> _Exercise description_:
Copy the data that follows exactly. Include no pictures.

A run of records:
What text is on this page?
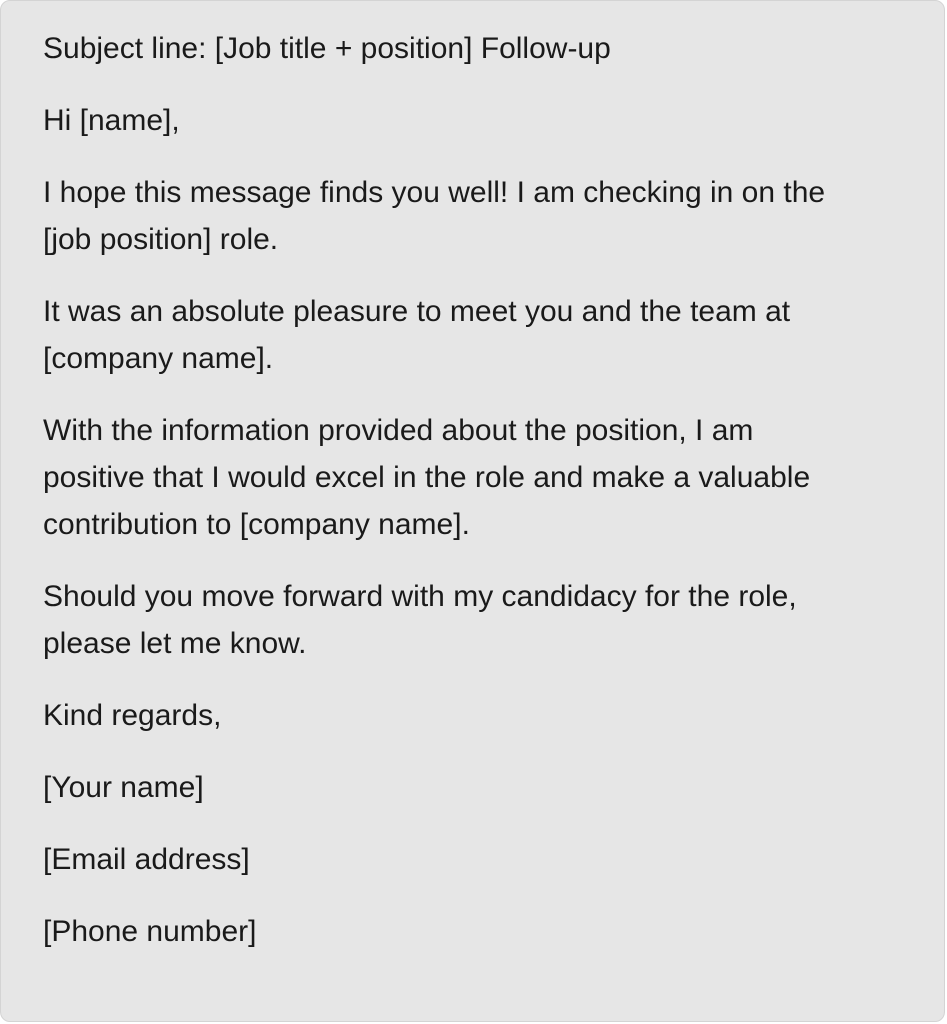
Subject line: [Job title + position] Follow-up

Hi [name],

I hope this message finds you well! I am checking in on the
[job position] role.

It was an absolute pleasure to meet you and the team at
[company name].

With the information provided about the position, I am
positive that I would excel in the role and make a valuable
contribution to [company name].

Should you move forward with my candidacy for the role,
please let me know.

Kind regards,

[Your name]

[Email address]

[Phone number]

> _Result_:
What text is on this page?
Subject line: [Job title + position] Follow-up

Hi [name],

I hope this message finds you well! I am checking in on the
[job position] role.

It was an absolute pleasure to meet you and the team at
[company name].

With the information provided about the position, I am
positive that I would excel in the role and make a valuable
contribution to [company name].

Should you move forward with my candidacy for the role,
please let me know.

Kind regards,

[Your name]

[Email address]

[Phone number]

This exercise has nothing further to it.